-- THE PROBLEM --
Write out the entries below once more, exactly, with the pictures left out.

-- TASK INPUT --
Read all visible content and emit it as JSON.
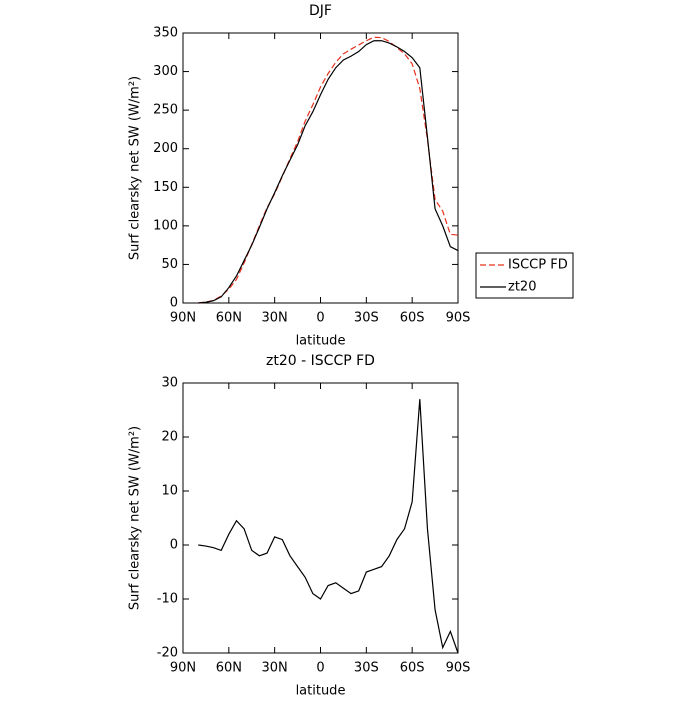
{
  "chart_data": [
    {
      "type": "line",
      "title": "DJF",
      "xlabel": "latitude",
      "ylabel": "Surf clearsky net SW (W/m²)",
      "x": [
        80,
        75,
        70,
        65,
        60,
        55,
        50,
        45,
        40,
        35,
        30,
        25,
        20,
        15,
        10,
        5,
        0,
        -5,
        -10,
        -15,
        -20,
        -25,
        -30,
        -35,
        -40,
        -45,
        -50,
        -55,
        -60,
        -65,
        -70,
        -75,
        -80,
        -85,
        -90
      ],
      "series": [
        {
          "name": "ISCCP FD",
          "color": "#e8301c",
          "line_style": "dashed",
          "values": [
            0,
            1.2,
            3.5,
            9,
            18,
            30.5,
            52,
            76,
            100,
            123.5,
            141.5,
            164,
            187,
            209,
            236,
            257,
            280,
            297.5,
            312,
            323,
            329,
            334.5,
            340,
            344.5,
            344,
            339,
            331,
            323,
            310,
            278,
            212,
            134,
            119,
            89,
            88
          ]
        },
        {
          "name": "zt20",
          "color": "#000000",
          "line_style": "solid",
          "values": [
            0,
            1,
            3,
            8,
            20,
            35,
            55,
            75,
            98,
            122,
            143,
            165,
            185,
            205,
            230,
            248,
            270,
            290,
            305,
            315,
            320,
            326,
            335,
            340,
            340,
            337,
            332,
            326,
            318,
            305,
            215,
            122,
            100,
            73,
            68
          ]
        }
      ],
      "xlim": [
        90,
        -90
      ],
      "xticks": [
        {
          "value": 90,
          "label": "90N"
        },
        {
          "value": 60,
          "label": "60N"
        },
        {
          "value": 30,
          "label": "30N"
        },
        0,
        {
          "value": -30,
          "label": "30S"
        },
        {
          "value": -60,
          "label": "60S"
        },
        {
          "value": -90,
          "label": "90S"
        }
      ],
      "ylim": [
        0,
        350
      ],
      "yticks": [
        0,
        50,
        100,
        150,
        200,
        250,
        300,
        350
      ],
      "legend": "right"
    },
    {
      "type": "line",
      "title": "zt20 - ISCCP FD",
      "xlabel": "latitude",
      "ylabel": "Surf clearsky net SW (W/m²)",
      "x": [
        80,
        75,
        70,
        65,
        60,
        55,
        50,
        45,
        40,
        35,
        30,
        25,
        20,
        15,
        10,
        5,
        0,
        -5,
        -10,
        -15,
        -20,
        -25,
        -30,
        -35,
        -40,
        -45,
        -50,
        -55,
        -60,
        -65,
        -70,
        -75,
        -80,
        -85,
        -90
      ],
      "series": [
        {
          "color": "#000000",
          "line_style": "solid",
          "values": [
            0,
            -0.2,
            -0.5,
            -1,
            2,
            4.5,
            3,
            -1,
            -2,
            -1.5,
            1.5,
            1,
            -2,
            -4,
            -6,
            -9,
            -10,
            -7.5,
            -7,
            -8,
            -9,
            -8.5,
            -5,
            -4.5,
            -4,
            -2,
            1,
            3,
            8,
            27,
            3,
            -12,
            -19,
            -16,
            -20
          ]
        }
      ],
      "xlim": [
        90,
        -90
      ],
      "xticks": [
        {
          "value": 90,
          "label": "90N"
        },
        {
          "value": 60,
          "label": "60N"
        },
        {
          "value": 30,
          "label": "30N"
        },
        0,
        {
          "value": -30,
          "label": "30S"
        },
        {
          "value": -60,
          "label": "60S"
        },
        {
          "value": -90,
          "label": "90S"
        }
      ],
      "ylim": [
        -20,
        30
      ],
      "yticks": [
        -20,
        -10,
        0,
        10,
        20,
        30
      ]
    }
  ]
}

-- OUTPUT FOR THIS EXERCISE --
Read all visible content and emit it as JSON.
{
  "chart_data": [
    {
      "type": "line",
      "title": "DJF",
      "xlabel": "latitude",
      "ylabel": "Surf clearsky net SW (W/m²)",
      "x": [
        80,
        75,
        70,
        65,
        60,
        55,
        50,
        45,
        40,
        35,
        30,
        25,
        20,
        15,
        10,
        5,
        0,
        -5,
        -10,
        -15,
        -20,
        -25,
        -30,
        -35,
        -40,
        -45,
        -50,
        -55,
        -60,
        -65,
        -70,
        -75,
        -80,
        -85,
        -90
      ],
      "series": [
        {
          "name": "ISCCP FD",
          "color": "#e8301c",
          "line_style": "dashed",
          "values": [
            0,
            1.2,
            3.5,
            9,
            18,
            30.5,
            52,
            76,
            100,
            123.5,
            141.5,
            164,
            187,
            209,
            236,
            257,
            280,
            297.5,
            312,
            323,
            329,
            334.5,
            340,
            344.5,
            344,
            339,
            331,
            323,
            310,
            278,
            212,
            134,
            119,
            89,
            88
          ]
        },
        {
          "name": "zt20",
          "color": "#000000",
          "line_style": "solid",
          "values": [
            0,
            1,
            3,
            8,
            20,
            35,
            55,
            75,
            98,
            122,
            143,
            165,
            185,
            205,
            230,
            248,
            270,
            290,
            305,
            315,
            320,
            326,
            335,
            340,
            340,
            337,
            332,
            326,
            318,
            305,
            215,
            122,
            100,
            73,
            68
          ]
        }
      ],
      "xlim": [
        90,
        -90
      ],
      "xticks": [
        {
          "value": 90,
          "label": "90N"
        },
        {
          "value": 60,
          "label": "60N"
        },
        {
          "value": 30,
          "label": "30N"
        },
        0,
        {
          "value": -30,
          "label": "30S"
        },
        {
          "value": -60,
          "label": "60S"
        },
        {
          "value": -90,
          "label": "90S"
        }
      ],
      "ylim": [
        0,
        350
      ],
      "yticks": [
        0,
        50,
        100,
        150,
        200,
        250,
        300,
        350
      ],
      "legend": "right"
    },
    {
      "type": "line",
      "title": "zt20 - ISCCP FD",
      "xlabel": "latitude",
      "ylabel": "Surf clearsky net SW (W/m²)",
      "x": [
        80,
        75,
        70,
        65,
        60,
        55,
        50,
        45,
        40,
        35,
        30,
        25,
        20,
        15,
        10,
        5,
        0,
        -5,
        -10,
        -15,
        -20,
        -25,
        -30,
        -35,
        -40,
        -45,
        -50,
        -55,
        -60,
        -65,
        -70,
        -75,
        -80,
        -85,
        -90
      ],
      "series": [
        {
          "color": "#000000",
          "line_style": "solid",
          "values": [
            0,
            -0.2,
            -0.5,
            -1,
            2,
            4.5,
            3,
            -1,
            -2,
            -1.5,
            1.5,
            1,
            -2,
            -4,
            -6,
            -9,
            -10,
            -7.5,
            -7,
            -8,
            -9,
            -8.5,
            -5,
            -4.5,
            -4,
            -2,
            1,
            3,
            8,
            27,
            3,
            -12,
            -19,
            -16,
            -20
          ]
        }
      ],
      "xlim": [
        90,
        -90
      ],
      "xticks": [
        {
          "value": 90,
          "label": "90N"
        },
        {
          "value": 60,
          "label": "60N"
        },
        {
          "value": 30,
          "label": "30N"
        },
        0,
        {
          "value": -30,
          "label": "30S"
        },
        {
          "value": -60,
          "label": "60S"
        },
        {
          "value": -90,
          "label": "90S"
        }
      ],
      "ylim": [
        -20,
        30
      ],
      "yticks": [
        -20,
        -10,
        0,
        10,
        20,
        30
      ]
    }
  ]
}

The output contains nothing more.